> **Exercise brief**
Quote every line below exactly as it reads.

> **Record excerpts**
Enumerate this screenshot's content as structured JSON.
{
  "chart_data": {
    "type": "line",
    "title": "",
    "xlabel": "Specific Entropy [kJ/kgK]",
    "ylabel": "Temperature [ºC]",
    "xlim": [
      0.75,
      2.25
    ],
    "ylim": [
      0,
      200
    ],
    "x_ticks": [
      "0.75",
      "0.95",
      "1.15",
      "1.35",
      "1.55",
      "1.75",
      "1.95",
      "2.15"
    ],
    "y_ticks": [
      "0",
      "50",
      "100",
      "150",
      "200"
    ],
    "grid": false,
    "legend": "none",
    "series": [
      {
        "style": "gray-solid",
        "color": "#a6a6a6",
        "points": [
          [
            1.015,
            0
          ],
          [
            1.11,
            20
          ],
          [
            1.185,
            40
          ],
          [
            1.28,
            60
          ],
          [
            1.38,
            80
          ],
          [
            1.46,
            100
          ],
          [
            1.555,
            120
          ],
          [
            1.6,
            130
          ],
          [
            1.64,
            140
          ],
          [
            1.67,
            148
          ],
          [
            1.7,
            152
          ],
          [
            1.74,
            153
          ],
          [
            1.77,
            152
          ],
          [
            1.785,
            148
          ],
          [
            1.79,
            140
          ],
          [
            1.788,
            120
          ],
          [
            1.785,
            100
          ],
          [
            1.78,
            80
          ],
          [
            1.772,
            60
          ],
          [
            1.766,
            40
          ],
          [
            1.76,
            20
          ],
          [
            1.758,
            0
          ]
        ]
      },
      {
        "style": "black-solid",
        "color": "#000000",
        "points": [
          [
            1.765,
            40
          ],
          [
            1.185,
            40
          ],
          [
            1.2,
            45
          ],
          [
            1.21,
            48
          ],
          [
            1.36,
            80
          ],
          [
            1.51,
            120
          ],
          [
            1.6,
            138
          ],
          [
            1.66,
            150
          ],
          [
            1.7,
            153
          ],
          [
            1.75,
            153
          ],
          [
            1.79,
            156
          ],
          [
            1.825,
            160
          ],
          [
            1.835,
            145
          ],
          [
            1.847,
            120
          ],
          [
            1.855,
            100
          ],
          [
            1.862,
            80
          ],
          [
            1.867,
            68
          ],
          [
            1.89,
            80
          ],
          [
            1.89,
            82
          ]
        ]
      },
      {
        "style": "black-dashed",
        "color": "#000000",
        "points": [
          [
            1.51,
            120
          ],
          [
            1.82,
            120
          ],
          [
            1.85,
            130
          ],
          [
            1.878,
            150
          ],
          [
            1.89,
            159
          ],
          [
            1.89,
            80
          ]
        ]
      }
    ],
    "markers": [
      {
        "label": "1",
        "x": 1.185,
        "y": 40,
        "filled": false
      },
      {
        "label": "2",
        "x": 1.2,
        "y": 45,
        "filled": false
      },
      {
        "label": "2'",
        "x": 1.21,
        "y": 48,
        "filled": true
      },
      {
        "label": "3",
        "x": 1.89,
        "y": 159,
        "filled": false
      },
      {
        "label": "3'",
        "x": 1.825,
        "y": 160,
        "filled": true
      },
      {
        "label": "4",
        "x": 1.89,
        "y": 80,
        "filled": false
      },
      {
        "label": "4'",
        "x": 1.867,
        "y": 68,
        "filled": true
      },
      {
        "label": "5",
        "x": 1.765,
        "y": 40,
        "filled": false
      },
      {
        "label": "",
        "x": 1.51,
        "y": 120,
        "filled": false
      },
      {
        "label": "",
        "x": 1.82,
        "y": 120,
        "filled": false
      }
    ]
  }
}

> **Response for this exercise**
Enumerate this screenshot's content as structured JSON.
{
  "chart_data": {
    "type": "line",
    "title": "",
    "xlabel": "Specific Entropy [kJ/kgK]",
    "ylabel": "Temperature [ºC]",
    "xlim": [
      0.75,
      2.25
    ],
    "ylim": [
      0,
      200
    ],
    "x_ticks": [
      "0.75",
      "0.95",
      "1.15",
      "1.35",
      "1.55",
      "1.75",
      "1.95",
      "2.15"
    ],
    "y_ticks": [
      "0",
      "50",
      "100",
      "150",
      "200"
    ],
    "grid": false,
    "legend": "none",
    "series": [
      {
        "style": "gray-solid",
        "color": "#a6a6a6",
        "points": [
          [
            1.015,
            0
          ],
          [
            1.11,
            20
          ],
          [
            1.185,
            40
          ],
          [
            1.28,
            60
          ],
          [
            1.38,
            80
          ],
          [
            1.46,
            100
          ],
          [
            1.555,
            120
          ],
          [
            1.6,
            130
          ],
          [
            1.64,
            140
          ],
          [
            1.67,
            148
          ],
          [
            1.7,
            152
          ],
          [
            1.74,
            153
          ],
          [
            1.77,
            152
          ],
          [
            1.785,
            148
          ],
          [
            1.79,
            140
          ],
          [
            1.788,
            120
          ],
          [
            1.785,
            100
          ],
          [
            1.78,
            80
          ],
          [
            1.772,
            60
          ],
          [
            1.766,
            40
          ],
          [
            1.76,
            20
          ],
          [
            1.758,
            0
          ]
        ]
      },
      {
        "style": "black-solid",
        "color": "#000000",
        "points": [
          [
            1.765,
            40
          ],
          [
            1.185,
            40
          ],
          [
            1.2,
            45
          ],
          [
            1.21,
            48
          ],
          [
            1.36,
            80
          ],
          [
            1.51,
            120
          ],
          [
            1.6,
            138
          ],
          [
            1.66,
            150
          ],
          [
            1.7,
            153
          ],
          [
            1.75,
            153
          ],
          [
            1.79,
            156
          ],
          [
            1.825,
            160
          ],
          [
            1.835,
            145
          ],
          [
            1.847,
            120
          ],
          [
            1.855,
            100
          ],
          [
            1.862,
            80
          ],
          [
            1.867,
            68
          ],
          [
            1.89,
            80
          ],
          [
            1.89,
            82
          ]
        ]
      },
      {
        "style": "black-dashed",
        "color": "#000000",
        "points": [
          [
            1.51,
            120
          ],
          [
            1.82,
            120
          ],
          [
            1.85,
            130
          ],
          [
            1.878,
            150
          ],
          [
            1.89,
            159
          ],
          [
            1.89,
            80
          ]
        ]
      }
    ],
    "markers": [
      {
        "label": "1",
        "x": 1.185,
        "y": 40,
        "filled": false
      },
      {
        "label": "2",
        "x": 1.2,
        "y": 45,
        "filled": false
      },
      {
        "label": "2'",
        "x": 1.21,
        "y": 48,
        "filled": true
      },
      {
        "label": "3",
        "x": 1.89,
        "y": 159,
        "filled": false
      },
      {
        "label": "3'",
        "x": 1.825,
        "y": 160,
        "filled": true
      },
      {
        "label": "4",
        "x": 1.89,
        "y": 80,
        "filled": false
      },
      {
        "label": "4'",
        "x": 1.867,
        "y": 68,
        "filled": true
      },
      {
        "label": "5",
        "x": 1.765,
        "y": 40,
        "filled": false
      },
      {
        "label": "",
        "x": 1.51,
        "y": 120,
        "filled": false
      },
      {
        "label": "",
        "x": 1.82,
        "y": 120,
        "filled": false
      }
    ]
  }
}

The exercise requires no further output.